*Required task*
Extract every line that includes the string "text".

========================

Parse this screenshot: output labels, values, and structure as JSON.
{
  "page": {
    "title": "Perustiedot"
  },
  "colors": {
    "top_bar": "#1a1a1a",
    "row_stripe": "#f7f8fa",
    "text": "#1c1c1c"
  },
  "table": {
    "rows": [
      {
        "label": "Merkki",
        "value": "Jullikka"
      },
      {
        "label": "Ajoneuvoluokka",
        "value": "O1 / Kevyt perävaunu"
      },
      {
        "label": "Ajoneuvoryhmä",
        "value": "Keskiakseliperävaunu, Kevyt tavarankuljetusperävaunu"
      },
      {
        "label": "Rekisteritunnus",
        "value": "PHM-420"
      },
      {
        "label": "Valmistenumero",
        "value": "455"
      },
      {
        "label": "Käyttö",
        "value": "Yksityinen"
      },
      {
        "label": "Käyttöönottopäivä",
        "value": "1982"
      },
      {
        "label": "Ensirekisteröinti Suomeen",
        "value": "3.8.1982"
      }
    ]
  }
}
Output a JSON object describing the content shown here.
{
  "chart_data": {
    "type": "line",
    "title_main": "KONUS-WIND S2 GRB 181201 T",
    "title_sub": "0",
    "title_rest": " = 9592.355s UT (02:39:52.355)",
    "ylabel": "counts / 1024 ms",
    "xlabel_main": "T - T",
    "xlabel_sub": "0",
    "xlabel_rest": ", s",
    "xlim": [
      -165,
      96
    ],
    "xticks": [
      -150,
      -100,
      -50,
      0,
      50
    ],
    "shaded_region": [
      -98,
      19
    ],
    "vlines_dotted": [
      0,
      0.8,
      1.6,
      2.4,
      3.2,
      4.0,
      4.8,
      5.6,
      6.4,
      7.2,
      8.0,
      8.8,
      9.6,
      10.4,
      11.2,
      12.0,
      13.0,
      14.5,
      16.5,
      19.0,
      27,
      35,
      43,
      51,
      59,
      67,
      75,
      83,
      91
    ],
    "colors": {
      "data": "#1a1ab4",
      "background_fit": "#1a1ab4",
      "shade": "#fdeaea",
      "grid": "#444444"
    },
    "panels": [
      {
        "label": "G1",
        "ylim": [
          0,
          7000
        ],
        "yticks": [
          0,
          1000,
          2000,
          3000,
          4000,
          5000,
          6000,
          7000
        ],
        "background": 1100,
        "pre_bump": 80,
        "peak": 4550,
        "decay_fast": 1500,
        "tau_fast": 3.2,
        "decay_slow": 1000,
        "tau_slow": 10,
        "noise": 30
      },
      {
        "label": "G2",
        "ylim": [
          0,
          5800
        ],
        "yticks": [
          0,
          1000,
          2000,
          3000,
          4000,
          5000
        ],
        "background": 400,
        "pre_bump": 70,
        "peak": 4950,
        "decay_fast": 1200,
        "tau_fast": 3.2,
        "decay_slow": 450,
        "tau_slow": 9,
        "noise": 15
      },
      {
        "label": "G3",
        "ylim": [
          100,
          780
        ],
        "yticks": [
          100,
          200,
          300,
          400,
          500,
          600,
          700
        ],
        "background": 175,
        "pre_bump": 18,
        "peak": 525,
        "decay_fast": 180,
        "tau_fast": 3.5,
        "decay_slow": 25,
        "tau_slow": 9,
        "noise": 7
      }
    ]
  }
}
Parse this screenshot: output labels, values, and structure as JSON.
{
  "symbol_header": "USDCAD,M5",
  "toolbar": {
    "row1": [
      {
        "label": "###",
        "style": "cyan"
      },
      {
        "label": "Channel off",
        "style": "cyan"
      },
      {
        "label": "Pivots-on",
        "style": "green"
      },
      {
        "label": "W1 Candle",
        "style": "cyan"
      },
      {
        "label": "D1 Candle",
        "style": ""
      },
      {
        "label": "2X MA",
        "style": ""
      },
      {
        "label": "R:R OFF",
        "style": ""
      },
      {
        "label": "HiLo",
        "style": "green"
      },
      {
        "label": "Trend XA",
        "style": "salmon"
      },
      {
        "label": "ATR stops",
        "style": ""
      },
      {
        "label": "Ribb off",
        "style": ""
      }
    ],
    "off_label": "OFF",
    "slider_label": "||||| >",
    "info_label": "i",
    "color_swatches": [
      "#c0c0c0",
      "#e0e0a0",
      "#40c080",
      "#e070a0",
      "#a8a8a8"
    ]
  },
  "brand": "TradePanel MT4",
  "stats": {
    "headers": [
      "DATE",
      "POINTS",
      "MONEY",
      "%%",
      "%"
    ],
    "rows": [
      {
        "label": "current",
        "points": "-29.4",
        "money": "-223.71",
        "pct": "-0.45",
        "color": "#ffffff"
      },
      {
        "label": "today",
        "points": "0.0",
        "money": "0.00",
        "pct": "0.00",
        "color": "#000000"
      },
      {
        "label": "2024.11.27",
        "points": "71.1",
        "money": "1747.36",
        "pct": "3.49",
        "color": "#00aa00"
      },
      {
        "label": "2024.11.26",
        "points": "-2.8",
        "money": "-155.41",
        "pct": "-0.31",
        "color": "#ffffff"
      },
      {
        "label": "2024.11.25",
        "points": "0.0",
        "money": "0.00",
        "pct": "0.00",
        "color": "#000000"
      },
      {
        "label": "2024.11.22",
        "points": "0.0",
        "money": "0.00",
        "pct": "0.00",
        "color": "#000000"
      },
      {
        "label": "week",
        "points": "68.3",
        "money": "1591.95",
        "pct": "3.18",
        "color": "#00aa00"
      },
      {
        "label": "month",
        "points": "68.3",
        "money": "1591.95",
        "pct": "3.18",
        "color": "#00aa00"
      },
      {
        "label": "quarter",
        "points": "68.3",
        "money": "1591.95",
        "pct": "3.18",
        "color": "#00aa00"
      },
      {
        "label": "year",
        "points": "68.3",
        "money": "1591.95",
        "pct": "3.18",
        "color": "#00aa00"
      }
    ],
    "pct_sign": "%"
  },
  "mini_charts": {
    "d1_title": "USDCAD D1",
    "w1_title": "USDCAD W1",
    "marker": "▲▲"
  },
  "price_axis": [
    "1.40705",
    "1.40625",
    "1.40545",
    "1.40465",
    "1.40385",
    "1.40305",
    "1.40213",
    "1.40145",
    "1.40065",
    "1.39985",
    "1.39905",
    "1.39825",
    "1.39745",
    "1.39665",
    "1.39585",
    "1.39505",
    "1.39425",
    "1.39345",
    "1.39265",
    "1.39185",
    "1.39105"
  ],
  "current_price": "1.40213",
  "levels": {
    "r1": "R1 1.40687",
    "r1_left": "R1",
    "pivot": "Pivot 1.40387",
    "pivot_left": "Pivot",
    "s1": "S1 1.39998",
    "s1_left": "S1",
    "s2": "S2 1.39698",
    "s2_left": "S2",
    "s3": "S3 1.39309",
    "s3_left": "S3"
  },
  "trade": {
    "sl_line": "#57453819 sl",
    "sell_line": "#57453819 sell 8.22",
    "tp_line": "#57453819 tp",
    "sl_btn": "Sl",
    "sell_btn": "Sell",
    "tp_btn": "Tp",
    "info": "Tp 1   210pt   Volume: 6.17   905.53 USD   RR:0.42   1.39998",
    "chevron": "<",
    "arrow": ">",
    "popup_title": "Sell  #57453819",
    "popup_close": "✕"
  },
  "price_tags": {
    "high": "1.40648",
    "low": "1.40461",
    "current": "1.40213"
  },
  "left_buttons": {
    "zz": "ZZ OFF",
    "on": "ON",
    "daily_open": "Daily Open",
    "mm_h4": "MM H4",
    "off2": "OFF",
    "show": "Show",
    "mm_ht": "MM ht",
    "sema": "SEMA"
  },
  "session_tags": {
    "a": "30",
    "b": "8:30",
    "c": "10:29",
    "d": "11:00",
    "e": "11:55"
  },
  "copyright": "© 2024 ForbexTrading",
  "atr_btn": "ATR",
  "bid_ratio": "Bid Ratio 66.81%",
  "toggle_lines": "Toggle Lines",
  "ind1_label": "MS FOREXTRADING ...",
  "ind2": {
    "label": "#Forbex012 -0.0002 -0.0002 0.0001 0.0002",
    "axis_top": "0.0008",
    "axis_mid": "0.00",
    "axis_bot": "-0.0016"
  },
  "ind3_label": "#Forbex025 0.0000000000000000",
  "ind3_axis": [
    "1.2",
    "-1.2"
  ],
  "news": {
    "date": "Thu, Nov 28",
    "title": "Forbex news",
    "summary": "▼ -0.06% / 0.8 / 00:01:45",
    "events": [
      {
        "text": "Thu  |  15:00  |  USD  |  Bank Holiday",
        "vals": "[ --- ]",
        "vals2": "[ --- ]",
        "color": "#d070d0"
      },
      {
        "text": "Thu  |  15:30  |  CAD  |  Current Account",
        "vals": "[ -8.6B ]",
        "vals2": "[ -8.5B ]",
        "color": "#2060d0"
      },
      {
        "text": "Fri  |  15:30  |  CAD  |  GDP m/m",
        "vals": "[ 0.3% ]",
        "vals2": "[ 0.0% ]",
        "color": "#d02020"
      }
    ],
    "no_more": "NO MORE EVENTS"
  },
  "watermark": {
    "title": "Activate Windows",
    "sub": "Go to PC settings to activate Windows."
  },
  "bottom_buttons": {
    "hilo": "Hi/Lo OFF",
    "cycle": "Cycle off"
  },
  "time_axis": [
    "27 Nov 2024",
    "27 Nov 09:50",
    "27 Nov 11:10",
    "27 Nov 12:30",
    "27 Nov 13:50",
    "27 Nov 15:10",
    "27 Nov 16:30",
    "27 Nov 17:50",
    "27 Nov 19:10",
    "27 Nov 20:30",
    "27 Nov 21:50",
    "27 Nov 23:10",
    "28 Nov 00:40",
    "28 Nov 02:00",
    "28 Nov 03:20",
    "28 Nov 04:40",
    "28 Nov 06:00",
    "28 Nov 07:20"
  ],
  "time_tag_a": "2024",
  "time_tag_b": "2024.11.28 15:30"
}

========================

*Problem solution*
    "text": "#1c1c1c"
        "text": "Thu  |  15:00  |  USD  |  Bank Holiday",
        "text": "Thu  |  15:30  |  CAD  |  Current Account",
        "text": "Fri  |  15:30  |  CAD  |  GDP m/m",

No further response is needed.